REQUEST
Retype the material below. Keep every word exactly as it is.

Extracted data entries:
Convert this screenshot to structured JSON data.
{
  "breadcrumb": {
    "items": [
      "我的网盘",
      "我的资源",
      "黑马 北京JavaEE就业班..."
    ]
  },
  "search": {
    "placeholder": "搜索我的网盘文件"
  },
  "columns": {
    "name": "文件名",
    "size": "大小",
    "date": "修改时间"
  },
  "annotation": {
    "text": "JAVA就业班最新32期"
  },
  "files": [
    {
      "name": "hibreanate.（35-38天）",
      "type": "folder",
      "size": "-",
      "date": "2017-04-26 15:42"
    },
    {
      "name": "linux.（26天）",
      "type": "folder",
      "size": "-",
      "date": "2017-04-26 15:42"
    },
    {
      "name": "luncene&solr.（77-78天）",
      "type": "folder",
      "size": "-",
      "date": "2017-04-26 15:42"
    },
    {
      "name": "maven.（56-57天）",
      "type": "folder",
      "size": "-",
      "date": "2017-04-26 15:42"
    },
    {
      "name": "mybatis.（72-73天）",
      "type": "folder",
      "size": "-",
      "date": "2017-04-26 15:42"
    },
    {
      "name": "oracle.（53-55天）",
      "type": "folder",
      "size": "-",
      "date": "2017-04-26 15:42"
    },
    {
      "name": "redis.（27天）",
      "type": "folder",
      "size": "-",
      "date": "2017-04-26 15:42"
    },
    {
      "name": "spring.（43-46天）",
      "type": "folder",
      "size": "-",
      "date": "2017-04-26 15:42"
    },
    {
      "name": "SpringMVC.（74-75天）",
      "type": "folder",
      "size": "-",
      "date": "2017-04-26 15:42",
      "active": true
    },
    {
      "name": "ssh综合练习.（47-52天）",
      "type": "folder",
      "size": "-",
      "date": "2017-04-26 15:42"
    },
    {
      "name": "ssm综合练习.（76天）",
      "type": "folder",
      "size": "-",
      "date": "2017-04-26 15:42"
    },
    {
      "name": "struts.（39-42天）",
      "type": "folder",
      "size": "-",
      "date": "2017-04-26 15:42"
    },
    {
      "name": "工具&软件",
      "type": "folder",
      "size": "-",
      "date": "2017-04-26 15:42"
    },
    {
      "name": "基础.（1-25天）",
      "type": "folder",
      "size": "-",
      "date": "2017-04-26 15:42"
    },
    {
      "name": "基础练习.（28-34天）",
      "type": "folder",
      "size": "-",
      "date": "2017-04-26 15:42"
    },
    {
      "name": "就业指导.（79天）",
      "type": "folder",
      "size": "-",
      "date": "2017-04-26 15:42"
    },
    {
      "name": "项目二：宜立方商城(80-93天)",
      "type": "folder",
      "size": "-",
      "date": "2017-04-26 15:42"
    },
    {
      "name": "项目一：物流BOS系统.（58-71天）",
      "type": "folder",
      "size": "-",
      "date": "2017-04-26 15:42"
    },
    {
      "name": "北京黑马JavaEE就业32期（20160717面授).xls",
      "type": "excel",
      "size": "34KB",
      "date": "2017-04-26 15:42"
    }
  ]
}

EXERCISE OUTPUT
Convert this screenshot to structured JSON data.
{
  "breadcrumb": {
    "items": [
      "我的网盘",
      "我的资源",
      "黑马 北京JavaEE就业班..."
    ]
  },
  "search": {
    "placeholder": "搜索我的网盘文件"
  },
  "columns": {
    "name": "文件名",
    "size": "大小",
    "date": "修改时间"
  },
  "annotation": {
    "text": "JAVA就业班最新32期"
  },
  "files": [
    {
      "name": "hibreanate.（35-38天）",
      "type": "folder",
      "size": "-",
      "date": "2017-04-26 15:42"
    },
    {
      "name": "linux.（26天）",
      "type": "folder",
      "size": "-",
      "date": "2017-04-26 15:42"
    },
    {
      "name": "luncene&solr.（77-78天）",
      "type": "folder",
      "size": "-",
      "date": "2017-04-26 15:42"
    },
    {
      "name": "maven.（56-57天）",
      "type": "folder",
      "size": "-",
      "date": "2017-04-26 15:42"
    },
    {
      "name": "mybatis.（72-73天）",
      "type": "folder",
      "size": "-",
      "date": "2017-04-26 15:42"
    },
    {
      "name": "oracle.（53-55天）",
      "type": "folder",
      "size": "-",
      "date": "2017-04-26 15:42"
    },
    {
      "name": "redis.（27天）",
      "type": "folder",
      "size": "-",
      "date": "2017-04-26 15:42"
    },
    {
      "name": "spring.（43-46天）",
      "type": "folder",
      "size": "-",
      "date": "2017-04-26 15:42"
    },
    {
      "name": "SpringMVC.（74-75天）",
      "type": "folder",
      "size": "-",
      "date": "2017-04-26 15:42",
      "active": true
    },
    {
      "name": "ssh综合练习.（47-52天）",
      "type": "folder",
      "size": "-",
      "date": "2017-04-26 15:42"
    },
    {
      "name": "ssm综合练习.（76天）",
      "type": "folder",
      "size": "-",
      "date": "2017-04-26 15:42"
    },
    {
      "name": "struts.（39-42天）",
      "type": "folder",
      "size": "-",
      "date": "2017-04-26 15:42"
    },
    {
      "name": "工具&软件",
      "type": "folder",
      "size": "-",
      "date": "2017-04-26 15:42"
    },
    {
      "name": "基础.（1-25天）",
      "type": "folder",
      "size": "-",
      "date": "2017-04-26 15:42"
    },
    {
      "name": "基础练习.（28-34天）",
      "type": "folder",
      "size": "-",
      "date": "2017-04-26 15:42"
    },
    {
      "name": "就业指导.（79天）",
      "type": "folder",
      "size": "-",
      "date": "2017-04-26 15:42"
    },
    {
      "name": "项目二：宜立方商城(80-93天)",
      "type": "folder",
      "size": "-",
      "date": "2017-04-26 15:42"
    },
    {
      "name": "项目一：物流BOS系统.（58-71天）",
      "type": "folder",
      "size": "-",
      "date": "2017-04-26 15:42"
    },
    {
      "name": "北京黑马JavaEE就业32期（20160717面授).xls",
      "type": "excel",
      "size": "34KB",
      "date": "2017-04-26 15:42"
    }
  ]
}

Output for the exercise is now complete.